Problem statement
Your job is to retype all of the data word for word, leaving every image out.

Information shown

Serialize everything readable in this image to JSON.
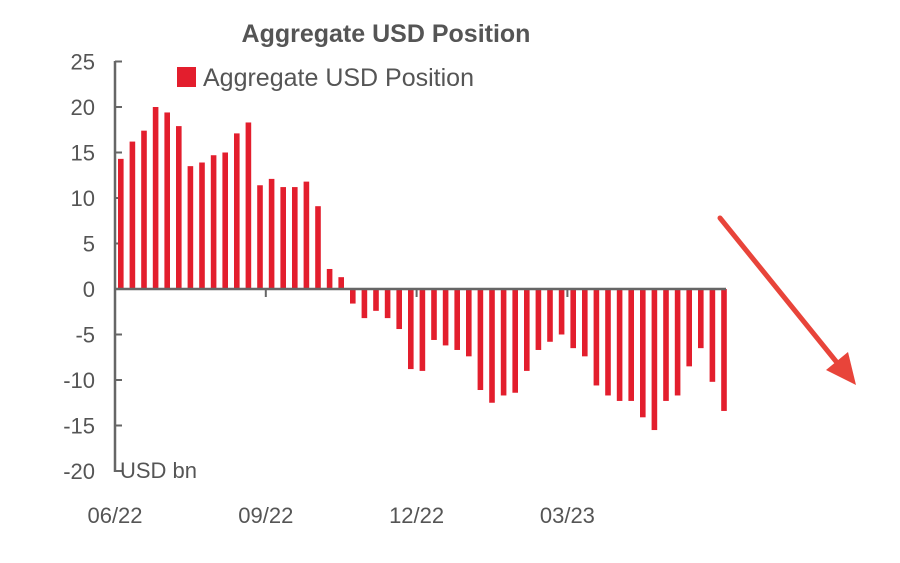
{
  "chart_data": {
    "type": "bar",
    "title": "Aggregate USD Position",
    "legend": [
      {
        "label": "Aggregate USD Position",
        "color": "#e31e2d"
      }
    ],
    "legend_position": "top-center",
    "ylabel": "USD bn",
    "ylim": [
      -20,
      25
    ],
    "yticks": [
      "25",
      "20",
      "15",
      "10",
      "5",
      "0",
      "-5",
      "-10",
      "-15",
      "-20"
    ],
    "ytick_values": [
      25,
      20,
      15,
      10,
      5,
      0,
      -5,
      -10,
      -15,
      -20
    ],
    "xticks": [
      "06/22",
      "09/22",
      "12/22",
      "03/23"
    ],
    "xtick_indices": [
      0,
      13,
      26,
      39
    ],
    "grid": false,
    "bar_color": "#e31e2d",
    "values": [
      14.3,
      16.2,
      17.4,
      20.0,
      19.4,
      17.9,
      13.5,
      13.9,
      14.7,
      15.0,
      17.1,
      18.3,
      11.4,
      12.1,
      11.2,
      11.2,
      11.8,
      9.1,
      2.2,
      1.3,
      -1.6,
      -3.2,
      -2.4,
      -3.2,
      -4.4,
      -8.8,
      -9.0,
      -5.6,
      -6.2,
      -6.7,
      -7.4,
      -11.1,
      -12.5,
      -11.7,
      -11.4,
      -9.0,
      -6.7,
      -5.8,
      -5.0,
      -6.5,
      -7.4,
      -10.6,
      -11.7,
      -12.3,
      -12.3,
      -14.1,
      -15.5,
      -12.3,
      -11.7,
      -8.5,
      -6.5,
      -10.2,
      -13.4
    ],
    "annotation": {
      "type": "arrow",
      "direction": "down-right",
      "color": "#e8443a"
    }
  }
}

Written solution
Serialize everything readable in this image to JSON.
{
  "chart_data": {
    "type": "bar",
    "title": "Aggregate USD Position",
    "legend": [
      {
        "label": "Aggregate USD Position",
        "color": "#e31e2d"
      }
    ],
    "legend_position": "top-center",
    "ylabel": "USD bn",
    "ylim": [
      -20,
      25
    ],
    "yticks": [
      "25",
      "20",
      "15",
      "10",
      "5",
      "0",
      "-5",
      "-10",
      "-15",
      "-20"
    ],
    "ytick_values": [
      25,
      20,
      15,
      10,
      5,
      0,
      -5,
      -10,
      -15,
      -20
    ],
    "xticks": [
      "06/22",
      "09/22",
      "12/22",
      "03/23"
    ],
    "xtick_indices": [
      0,
      13,
      26,
      39
    ],
    "grid": false,
    "bar_color": "#e31e2d",
    "values": [
      14.3,
      16.2,
      17.4,
      20.0,
      19.4,
      17.9,
      13.5,
      13.9,
      14.7,
      15.0,
      17.1,
      18.3,
      11.4,
      12.1,
      11.2,
      11.2,
      11.8,
      9.1,
      2.2,
      1.3,
      -1.6,
      -3.2,
      -2.4,
      -3.2,
      -4.4,
      -8.8,
      -9.0,
      -5.6,
      -6.2,
      -6.7,
      -7.4,
      -11.1,
      -12.5,
      -11.7,
      -11.4,
      -9.0,
      -6.7,
      -5.8,
      -5.0,
      -6.5,
      -7.4,
      -10.6,
      -11.7,
      -12.3,
      -12.3,
      -14.1,
      -15.5,
      -12.3,
      -11.7,
      -8.5,
      -6.5,
      -10.2,
      -13.4
    ],
    "annotation": {
      "type": "arrow",
      "direction": "down-right",
      "color": "#e8443a"
    }
  }
}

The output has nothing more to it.